◆ Records for this exercise ◆
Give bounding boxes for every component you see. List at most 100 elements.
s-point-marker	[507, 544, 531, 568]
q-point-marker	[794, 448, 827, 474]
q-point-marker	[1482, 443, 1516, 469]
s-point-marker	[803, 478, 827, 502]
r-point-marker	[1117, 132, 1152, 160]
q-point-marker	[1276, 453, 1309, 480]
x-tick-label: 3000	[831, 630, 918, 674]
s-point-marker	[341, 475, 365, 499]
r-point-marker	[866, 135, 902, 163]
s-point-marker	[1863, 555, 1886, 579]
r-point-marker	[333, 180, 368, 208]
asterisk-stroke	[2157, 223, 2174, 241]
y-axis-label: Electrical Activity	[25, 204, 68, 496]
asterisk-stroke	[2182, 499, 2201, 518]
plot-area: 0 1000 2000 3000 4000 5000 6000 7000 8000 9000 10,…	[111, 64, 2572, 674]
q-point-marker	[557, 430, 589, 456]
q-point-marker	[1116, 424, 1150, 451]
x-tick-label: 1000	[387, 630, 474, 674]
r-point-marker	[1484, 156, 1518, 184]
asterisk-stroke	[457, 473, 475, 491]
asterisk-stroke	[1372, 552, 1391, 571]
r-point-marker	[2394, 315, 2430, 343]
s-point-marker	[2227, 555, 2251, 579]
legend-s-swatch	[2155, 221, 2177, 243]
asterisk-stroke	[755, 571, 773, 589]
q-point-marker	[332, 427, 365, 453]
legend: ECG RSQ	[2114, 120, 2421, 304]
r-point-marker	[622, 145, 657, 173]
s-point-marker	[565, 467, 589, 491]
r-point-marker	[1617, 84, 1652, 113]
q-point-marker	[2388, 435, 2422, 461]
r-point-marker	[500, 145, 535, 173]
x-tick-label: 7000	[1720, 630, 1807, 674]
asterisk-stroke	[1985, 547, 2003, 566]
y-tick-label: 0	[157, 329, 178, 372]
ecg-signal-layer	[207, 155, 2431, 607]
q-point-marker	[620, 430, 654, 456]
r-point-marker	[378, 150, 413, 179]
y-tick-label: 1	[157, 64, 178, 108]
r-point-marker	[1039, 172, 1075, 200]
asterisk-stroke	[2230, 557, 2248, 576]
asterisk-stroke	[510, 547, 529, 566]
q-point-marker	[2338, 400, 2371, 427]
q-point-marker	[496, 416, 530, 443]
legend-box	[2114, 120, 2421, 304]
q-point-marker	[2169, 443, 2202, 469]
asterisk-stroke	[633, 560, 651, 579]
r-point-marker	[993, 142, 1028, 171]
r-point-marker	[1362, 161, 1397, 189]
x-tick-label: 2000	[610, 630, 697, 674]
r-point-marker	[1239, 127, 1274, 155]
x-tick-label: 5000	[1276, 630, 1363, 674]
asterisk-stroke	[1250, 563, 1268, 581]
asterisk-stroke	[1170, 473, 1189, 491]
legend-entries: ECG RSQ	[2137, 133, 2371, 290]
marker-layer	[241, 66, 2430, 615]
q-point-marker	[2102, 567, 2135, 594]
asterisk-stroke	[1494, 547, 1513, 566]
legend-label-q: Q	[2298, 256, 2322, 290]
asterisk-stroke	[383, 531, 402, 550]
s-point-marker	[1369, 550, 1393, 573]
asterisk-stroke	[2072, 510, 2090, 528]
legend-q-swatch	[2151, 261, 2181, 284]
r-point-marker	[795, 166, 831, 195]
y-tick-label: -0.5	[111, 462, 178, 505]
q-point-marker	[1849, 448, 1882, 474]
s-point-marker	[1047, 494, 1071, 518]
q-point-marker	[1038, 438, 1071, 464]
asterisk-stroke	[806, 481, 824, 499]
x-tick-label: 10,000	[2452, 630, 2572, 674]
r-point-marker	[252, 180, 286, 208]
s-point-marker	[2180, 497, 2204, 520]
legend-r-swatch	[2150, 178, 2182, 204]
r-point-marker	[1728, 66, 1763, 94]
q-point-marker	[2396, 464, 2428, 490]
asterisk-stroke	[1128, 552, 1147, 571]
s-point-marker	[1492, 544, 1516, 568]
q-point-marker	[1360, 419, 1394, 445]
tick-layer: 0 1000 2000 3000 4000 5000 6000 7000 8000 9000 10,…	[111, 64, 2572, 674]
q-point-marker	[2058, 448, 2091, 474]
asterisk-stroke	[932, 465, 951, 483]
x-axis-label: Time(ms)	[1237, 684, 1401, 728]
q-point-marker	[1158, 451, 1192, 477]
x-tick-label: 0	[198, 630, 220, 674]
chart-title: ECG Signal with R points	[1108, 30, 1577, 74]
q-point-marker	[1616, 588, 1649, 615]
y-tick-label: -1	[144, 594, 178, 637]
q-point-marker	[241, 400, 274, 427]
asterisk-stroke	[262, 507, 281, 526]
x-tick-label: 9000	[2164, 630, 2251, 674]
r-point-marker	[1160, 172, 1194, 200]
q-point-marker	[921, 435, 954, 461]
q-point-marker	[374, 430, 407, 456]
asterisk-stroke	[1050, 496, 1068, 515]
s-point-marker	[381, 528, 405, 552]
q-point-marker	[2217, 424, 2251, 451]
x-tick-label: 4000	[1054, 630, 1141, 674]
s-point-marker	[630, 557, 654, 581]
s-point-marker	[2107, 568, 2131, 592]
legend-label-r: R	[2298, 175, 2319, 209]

◆ Task brief ◆
Format each line of the data as one string in a JSON list, skipping blank lines. Begin with the first line of the data and end after the line that contains "499, 2201, 518]".

◆ Finished exercise ◆
[
  "Give bounding boxes for every component you see. List at most 100 elements.",
  "s-point-marker\t[507, 544, 531, 568]",
  "q-point-marker\t[794, 448, 827, 474]",
  "q-point-marker\t[1482, 443, 1516, 469]",
  "s-point-marker\t[803, 478, 827, 502]",
  "r-point-marker\t[1117, 132, 1152, 160]",
  "q-point-marker\t[1276, 453, 1309, 480]",
  "x-tick-label: 3000\t[831, 630, 918, 674]",
  "s-point-marker\t[341, 475, 365, 499]",
  "r-point-marker\t[866, 135, 902, 163]",
  "s-point-marker\t[1863, 555, 1886, 579]",
  "r-point-marker\t[333, 180, 368, 208]",
  "asterisk-stroke\t[2157, 223, 2174, 241]",
  "y-axis-label: Electrical Activity\t[25, 204, 68, 496]",
  "asterisk-stroke\t[2182, 499, 2201, 518]"
]